What you need to do: Copy out the lines word for word, starting at the first line and ending at the line that contains "Text: 10:26: 10:26: [84, 148, 93, 172]".

(Rows from a dataset)
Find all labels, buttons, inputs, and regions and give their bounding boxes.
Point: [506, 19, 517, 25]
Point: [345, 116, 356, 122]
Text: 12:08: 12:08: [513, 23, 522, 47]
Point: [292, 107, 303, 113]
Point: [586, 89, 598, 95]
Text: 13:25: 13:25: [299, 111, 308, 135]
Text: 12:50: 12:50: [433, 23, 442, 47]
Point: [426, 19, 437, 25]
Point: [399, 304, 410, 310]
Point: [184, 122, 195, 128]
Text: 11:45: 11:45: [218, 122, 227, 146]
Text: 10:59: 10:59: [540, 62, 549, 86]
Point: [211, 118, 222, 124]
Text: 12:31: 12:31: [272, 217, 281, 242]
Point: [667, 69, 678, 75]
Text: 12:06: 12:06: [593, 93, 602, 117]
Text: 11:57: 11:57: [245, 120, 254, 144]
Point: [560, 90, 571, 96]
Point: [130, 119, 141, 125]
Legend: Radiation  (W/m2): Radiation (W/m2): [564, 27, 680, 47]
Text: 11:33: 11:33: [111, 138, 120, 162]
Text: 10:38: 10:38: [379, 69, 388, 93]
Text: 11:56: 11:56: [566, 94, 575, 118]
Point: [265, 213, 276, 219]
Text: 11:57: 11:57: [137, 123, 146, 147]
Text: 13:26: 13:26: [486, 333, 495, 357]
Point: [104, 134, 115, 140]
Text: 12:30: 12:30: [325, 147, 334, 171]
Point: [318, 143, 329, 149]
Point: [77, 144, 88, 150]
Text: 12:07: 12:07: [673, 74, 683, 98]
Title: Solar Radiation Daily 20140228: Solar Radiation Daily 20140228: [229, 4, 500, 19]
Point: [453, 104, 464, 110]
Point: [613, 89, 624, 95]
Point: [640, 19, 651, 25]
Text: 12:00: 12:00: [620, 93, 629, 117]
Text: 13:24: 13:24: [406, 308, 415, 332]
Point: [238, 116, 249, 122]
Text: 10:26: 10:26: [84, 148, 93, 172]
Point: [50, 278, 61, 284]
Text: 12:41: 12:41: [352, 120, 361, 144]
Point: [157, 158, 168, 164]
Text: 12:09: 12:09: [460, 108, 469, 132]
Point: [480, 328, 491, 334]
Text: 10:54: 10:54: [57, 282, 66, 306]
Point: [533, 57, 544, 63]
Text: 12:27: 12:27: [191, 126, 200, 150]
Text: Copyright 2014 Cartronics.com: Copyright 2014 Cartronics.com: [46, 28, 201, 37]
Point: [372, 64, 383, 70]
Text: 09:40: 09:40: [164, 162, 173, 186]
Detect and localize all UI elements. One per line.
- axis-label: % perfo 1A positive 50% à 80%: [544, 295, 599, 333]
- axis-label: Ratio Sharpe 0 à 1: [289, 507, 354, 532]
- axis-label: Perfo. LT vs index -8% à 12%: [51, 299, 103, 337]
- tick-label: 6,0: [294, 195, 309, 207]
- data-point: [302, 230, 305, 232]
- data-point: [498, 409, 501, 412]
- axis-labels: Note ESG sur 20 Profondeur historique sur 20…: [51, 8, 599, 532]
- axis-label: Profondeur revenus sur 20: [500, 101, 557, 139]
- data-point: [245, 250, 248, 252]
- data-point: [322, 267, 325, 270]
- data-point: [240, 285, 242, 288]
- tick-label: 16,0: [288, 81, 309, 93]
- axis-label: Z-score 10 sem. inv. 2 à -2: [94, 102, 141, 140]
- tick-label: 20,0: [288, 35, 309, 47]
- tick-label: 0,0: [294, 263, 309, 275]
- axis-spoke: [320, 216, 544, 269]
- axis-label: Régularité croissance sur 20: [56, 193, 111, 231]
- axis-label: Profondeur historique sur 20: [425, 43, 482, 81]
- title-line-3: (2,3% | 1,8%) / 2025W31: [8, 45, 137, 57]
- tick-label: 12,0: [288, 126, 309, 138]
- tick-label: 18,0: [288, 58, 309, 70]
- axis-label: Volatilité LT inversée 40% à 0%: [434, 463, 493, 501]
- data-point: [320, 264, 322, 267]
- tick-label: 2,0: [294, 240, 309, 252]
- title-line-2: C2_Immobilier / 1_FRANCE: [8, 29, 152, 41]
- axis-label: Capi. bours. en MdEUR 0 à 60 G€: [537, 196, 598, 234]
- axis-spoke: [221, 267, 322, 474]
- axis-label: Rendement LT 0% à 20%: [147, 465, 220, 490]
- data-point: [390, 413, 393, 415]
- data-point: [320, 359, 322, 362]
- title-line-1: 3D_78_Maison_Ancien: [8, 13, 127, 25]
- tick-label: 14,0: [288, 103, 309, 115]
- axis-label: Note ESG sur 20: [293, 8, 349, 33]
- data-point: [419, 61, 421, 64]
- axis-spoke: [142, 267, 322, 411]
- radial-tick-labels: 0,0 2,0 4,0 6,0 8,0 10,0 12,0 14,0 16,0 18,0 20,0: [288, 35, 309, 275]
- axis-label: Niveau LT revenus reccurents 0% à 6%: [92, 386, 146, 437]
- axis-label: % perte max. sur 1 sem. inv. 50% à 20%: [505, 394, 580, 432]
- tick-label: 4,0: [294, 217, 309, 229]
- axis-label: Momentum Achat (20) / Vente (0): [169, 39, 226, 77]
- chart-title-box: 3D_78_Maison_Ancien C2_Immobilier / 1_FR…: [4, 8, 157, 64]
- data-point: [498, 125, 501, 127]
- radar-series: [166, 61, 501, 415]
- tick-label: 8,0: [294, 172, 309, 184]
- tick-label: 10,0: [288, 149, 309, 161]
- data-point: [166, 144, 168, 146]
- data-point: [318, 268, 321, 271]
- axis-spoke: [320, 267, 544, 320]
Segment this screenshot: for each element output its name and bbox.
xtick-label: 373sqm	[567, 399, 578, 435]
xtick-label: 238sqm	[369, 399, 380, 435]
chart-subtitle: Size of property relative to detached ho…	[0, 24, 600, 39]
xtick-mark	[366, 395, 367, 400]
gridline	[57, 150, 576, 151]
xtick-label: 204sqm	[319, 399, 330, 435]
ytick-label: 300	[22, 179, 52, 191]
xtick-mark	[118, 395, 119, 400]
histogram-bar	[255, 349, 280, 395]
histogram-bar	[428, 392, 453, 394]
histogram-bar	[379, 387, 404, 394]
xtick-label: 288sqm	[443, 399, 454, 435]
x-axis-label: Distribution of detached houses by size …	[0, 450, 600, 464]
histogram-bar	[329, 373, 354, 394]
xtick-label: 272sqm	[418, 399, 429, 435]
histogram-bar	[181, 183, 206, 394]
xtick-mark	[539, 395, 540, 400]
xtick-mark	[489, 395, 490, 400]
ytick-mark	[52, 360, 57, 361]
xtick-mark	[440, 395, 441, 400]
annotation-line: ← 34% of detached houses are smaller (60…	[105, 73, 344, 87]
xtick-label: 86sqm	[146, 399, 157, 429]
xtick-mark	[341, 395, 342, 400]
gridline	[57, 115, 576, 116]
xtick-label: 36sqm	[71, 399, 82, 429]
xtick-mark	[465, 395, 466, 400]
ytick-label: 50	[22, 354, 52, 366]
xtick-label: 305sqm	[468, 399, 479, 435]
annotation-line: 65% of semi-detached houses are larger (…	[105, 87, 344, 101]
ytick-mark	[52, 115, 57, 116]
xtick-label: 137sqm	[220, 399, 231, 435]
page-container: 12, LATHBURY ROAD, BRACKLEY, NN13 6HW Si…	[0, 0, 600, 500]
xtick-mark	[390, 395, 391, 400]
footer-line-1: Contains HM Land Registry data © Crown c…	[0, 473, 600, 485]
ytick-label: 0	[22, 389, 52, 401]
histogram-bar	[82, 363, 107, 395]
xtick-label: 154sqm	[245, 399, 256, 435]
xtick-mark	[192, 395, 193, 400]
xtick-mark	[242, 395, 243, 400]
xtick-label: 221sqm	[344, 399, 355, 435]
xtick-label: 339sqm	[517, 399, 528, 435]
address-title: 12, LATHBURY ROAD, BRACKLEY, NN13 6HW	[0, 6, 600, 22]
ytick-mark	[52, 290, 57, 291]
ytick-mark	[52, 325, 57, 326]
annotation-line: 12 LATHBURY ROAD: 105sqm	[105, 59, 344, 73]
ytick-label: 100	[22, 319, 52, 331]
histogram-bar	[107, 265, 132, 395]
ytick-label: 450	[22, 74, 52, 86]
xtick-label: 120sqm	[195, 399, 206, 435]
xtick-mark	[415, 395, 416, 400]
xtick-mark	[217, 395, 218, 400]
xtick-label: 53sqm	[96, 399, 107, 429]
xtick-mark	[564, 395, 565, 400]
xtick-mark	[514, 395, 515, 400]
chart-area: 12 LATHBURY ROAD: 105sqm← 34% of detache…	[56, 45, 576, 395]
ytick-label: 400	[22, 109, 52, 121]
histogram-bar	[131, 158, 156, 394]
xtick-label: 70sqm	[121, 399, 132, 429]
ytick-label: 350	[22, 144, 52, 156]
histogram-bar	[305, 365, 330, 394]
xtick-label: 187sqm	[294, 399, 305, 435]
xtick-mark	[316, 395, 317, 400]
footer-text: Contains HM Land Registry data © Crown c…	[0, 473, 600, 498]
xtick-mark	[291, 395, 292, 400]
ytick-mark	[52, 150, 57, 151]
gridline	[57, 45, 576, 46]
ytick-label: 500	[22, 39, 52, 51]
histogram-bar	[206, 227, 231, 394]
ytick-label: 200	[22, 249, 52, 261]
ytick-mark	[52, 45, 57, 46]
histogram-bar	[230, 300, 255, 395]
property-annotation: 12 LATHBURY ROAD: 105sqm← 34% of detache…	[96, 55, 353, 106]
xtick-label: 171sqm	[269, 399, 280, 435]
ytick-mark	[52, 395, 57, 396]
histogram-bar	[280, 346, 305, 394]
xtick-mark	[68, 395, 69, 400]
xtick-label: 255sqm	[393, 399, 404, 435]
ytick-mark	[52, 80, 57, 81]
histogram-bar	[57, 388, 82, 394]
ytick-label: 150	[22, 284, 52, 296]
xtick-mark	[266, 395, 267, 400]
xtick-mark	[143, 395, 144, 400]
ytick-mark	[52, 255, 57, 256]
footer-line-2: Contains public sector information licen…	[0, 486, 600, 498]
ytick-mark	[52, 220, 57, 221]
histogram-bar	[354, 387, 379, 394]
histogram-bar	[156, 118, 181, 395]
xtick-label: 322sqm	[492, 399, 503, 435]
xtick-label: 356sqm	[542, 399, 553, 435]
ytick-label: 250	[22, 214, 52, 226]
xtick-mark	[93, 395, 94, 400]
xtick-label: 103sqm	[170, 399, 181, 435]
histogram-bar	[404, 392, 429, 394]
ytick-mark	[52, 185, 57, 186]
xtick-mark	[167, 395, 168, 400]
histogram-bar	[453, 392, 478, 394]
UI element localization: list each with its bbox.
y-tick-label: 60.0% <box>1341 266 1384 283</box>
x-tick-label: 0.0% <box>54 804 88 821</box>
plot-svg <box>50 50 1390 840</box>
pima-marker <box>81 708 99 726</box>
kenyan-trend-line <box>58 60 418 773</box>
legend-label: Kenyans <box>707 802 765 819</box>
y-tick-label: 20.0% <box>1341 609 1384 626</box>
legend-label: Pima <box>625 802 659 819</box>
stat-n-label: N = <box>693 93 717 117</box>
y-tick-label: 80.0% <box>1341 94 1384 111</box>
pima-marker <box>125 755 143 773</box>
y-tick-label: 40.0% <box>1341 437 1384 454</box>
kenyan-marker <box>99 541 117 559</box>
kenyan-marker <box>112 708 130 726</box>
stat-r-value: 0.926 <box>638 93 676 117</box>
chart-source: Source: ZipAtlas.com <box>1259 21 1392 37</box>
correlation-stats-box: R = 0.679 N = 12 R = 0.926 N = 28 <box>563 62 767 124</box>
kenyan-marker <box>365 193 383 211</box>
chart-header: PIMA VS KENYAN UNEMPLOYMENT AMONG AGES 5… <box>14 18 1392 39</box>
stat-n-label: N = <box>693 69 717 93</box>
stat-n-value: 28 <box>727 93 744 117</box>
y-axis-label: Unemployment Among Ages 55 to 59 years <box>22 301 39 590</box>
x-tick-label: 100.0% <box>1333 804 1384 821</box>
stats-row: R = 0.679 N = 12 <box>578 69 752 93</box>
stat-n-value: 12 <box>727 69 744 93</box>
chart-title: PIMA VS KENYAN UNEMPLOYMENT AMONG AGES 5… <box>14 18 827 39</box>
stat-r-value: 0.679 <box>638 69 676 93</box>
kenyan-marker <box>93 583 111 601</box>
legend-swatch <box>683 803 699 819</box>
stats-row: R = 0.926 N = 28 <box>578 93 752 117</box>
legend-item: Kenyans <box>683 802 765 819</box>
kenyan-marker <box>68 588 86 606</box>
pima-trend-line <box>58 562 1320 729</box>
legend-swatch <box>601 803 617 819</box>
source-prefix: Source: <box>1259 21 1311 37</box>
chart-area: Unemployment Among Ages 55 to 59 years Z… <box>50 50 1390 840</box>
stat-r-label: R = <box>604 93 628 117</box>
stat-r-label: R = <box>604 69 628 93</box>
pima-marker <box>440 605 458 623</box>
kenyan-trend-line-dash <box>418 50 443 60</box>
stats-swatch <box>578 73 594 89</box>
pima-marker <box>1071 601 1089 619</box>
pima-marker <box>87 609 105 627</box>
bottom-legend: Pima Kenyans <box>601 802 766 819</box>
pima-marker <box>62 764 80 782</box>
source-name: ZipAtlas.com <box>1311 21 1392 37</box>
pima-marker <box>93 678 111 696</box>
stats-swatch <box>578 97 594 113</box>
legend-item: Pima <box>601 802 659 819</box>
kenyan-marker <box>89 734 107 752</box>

Right answer:
Find all labels, buttons, inputs, and regions and give their bounding boxes.
Point: [506, 19, 517, 25]
Point: [345, 116, 356, 122]
Text: 12:08: 12:08: [513, 23, 522, 47]
Point: [292, 107, 303, 113]
Point: [586, 89, 598, 95]
Text: 13:25: 13:25: [299, 111, 308, 135]
Text: 12:50: 12:50: [433, 23, 442, 47]
Point: [426, 19, 437, 25]
Point: [399, 304, 410, 310]
Point: [184, 122, 195, 128]
Text: 11:45: 11:45: [218, 122, 227, 146]
Text: 10:59: 10:59: [540, 62, 549, 86]
Point: [211, 118, 222, 124]
Text: 12:31: 12:31: [272, 217, 281, 242]
Point: [667, 69, 678, 75]
Text: 12:06: 12:06: [593, 93, 602, 117]
Text: 11:57: 11:57: [245, 120, 254, 144]
Point: [560, 90, 571, 96]
Point: [130, 119, 141, 125]
Legend: Radiation  (W/m2): Radiation (W/m2): [564, 27, 680, 47]
Text: 11:33: 11:33: [111, 138, 120, 162]
Text: 10:38: 10:38: [379, 69, 388, 93]
Text: 11:56: 11:56: [566, 94, 575, 118]
Point: [265, 213, 276, 219]
Text: 11:57: 11:57: [137, 123, 146, 147]
Text: 13:26: 13:26: [486, 333, 495, 357]
Point: [104, 134, 115, 140]
Text: 12:30: 12:30: [325, 147, 334, 171]
Point: [318, 143, 329, 149]
Point: [77, 144, 88, 150]
Text: 12:07: 12:07: [673, 74, 683, 98]
Title: Solar Radiation Daily 20140228: Solar Radiation Daily 20140228: [229, 4, 500, 19]
Point: [453, 104, 464, 110]
Point: [613, 89, 624, 95]
Point: [640, 19, 651, 25]
Text: 12:00: 12:00: [620, 93, 629, 117]
Text: 13:24: 13:24: [406, 308, 415, 332]
Point: [238, 116, 249, 122]
Text: 10:26: 10:26: [84, 148, 93, 172]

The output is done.